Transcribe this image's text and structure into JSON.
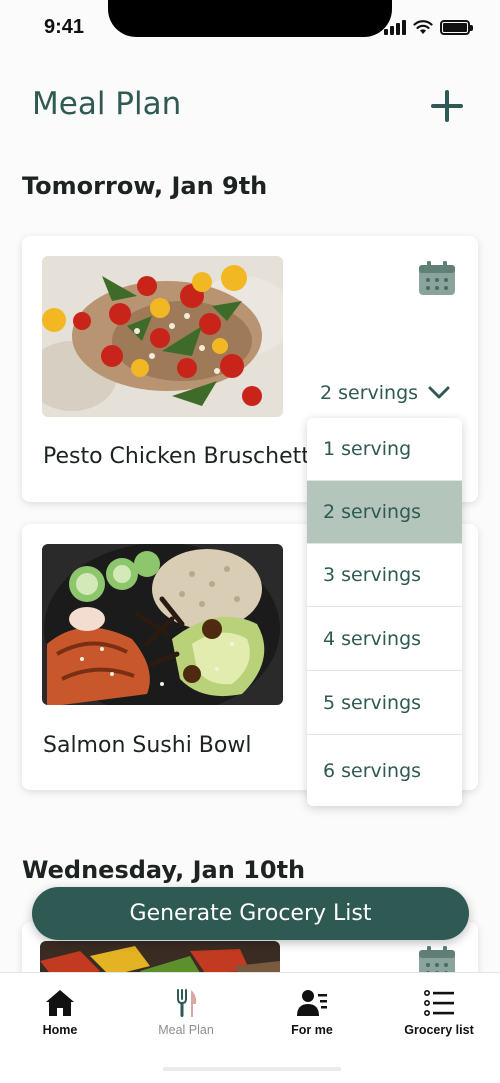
{
  "status_bar": {
    "time": "9:41"
  },
  "header": {
    "title": "Meal Plan",
    "add_icon": "plus-icon"
  },
  "days": [
    {
      "heading": "Tomorrow, Jan 9th",
      "meals": [
        {
          "name": "Pesto Chicken Bruschetta",
          "servings": "2 servings",
          "photo": "bruschetta-photo"
        },
        {
          "name": "Salmon Sushi Bowl",
          "photo": "salmon-bowl-photo"
        }
      ]
    },
    {
      "heading": "Wednesday, Jan 10th",
      "meals": [
        {
          "photo": "stir-fry-photo"
        }
      ]
    }
  ],
  "servings_dropdown": {
    "options": [
      "1 serving",
      "2 servings",
      "3 servings",
      "4 servings",
      "5 servings",
      "6 servings"
    ],
    "selected": "2 servings"
  },
  "generate_button": {
    "label": "Generate Grocery List"
  },
  "tab_bar": {
    "active": "Meal Plan",
    "tabs": [
      {
        "label": "Home",
        "icon": "home-icon"
      },
      {
        "label": "Meal Plan",
        "icon": "fork-knife-icon"
      },
      {
        "label": "For me",
        "icon": "profile-list-icon"
      },
      {
        "label": "Grocery list",
        "icon": "checklist-icon"
      }
    ]
  },
  "colors": {
    "primary": "#2f5a53",
    "selected_option": "#b4c6bc",
    "calendar_icon": "#8aa39c",
    "background": "#fafbfa"
  }
}
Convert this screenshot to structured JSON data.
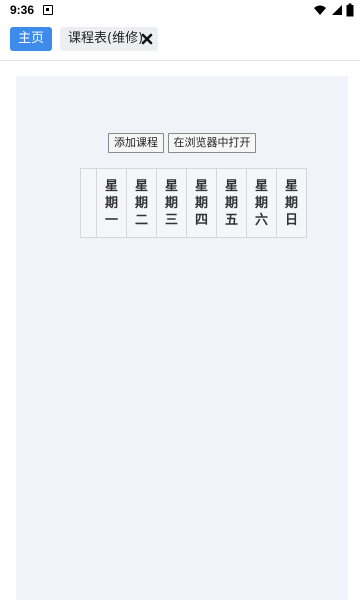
{
  "status_bar": {
    "time": "9:36",
    "icons": [
      "notification-icon",
      "wifi-icon",
      "signal-icon",
      "battery-icon"
    ]
  },
  "tabs": [
    {
      "label": "主页",
      "active": true
    },
    {
      "label": "课程表(维修)",
      "closable": true
    }
  ],
  "toolbar": {
    "add_course_label": "添加课程",
    "open_in_browser_label": "在浏览器中打开"
  },
  "timetable": {
    "days": [
      "星期一",
      "星期二",
      "星期三",
      "星期四",
      "星期五",
      "星期六",
      "星期日"
    ]
  },
  "colors": {
    "accent": "#3d8bea",
    "content_bg": "#f0f3f7",
    "tab_inactive_bg": "#eceef2"
  }
}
──────────────────────────────
→ **What to produce**
Work out how many lines of the listing above include "JSON". Answer with the number and nothing more.

→ **Finished exercise**
2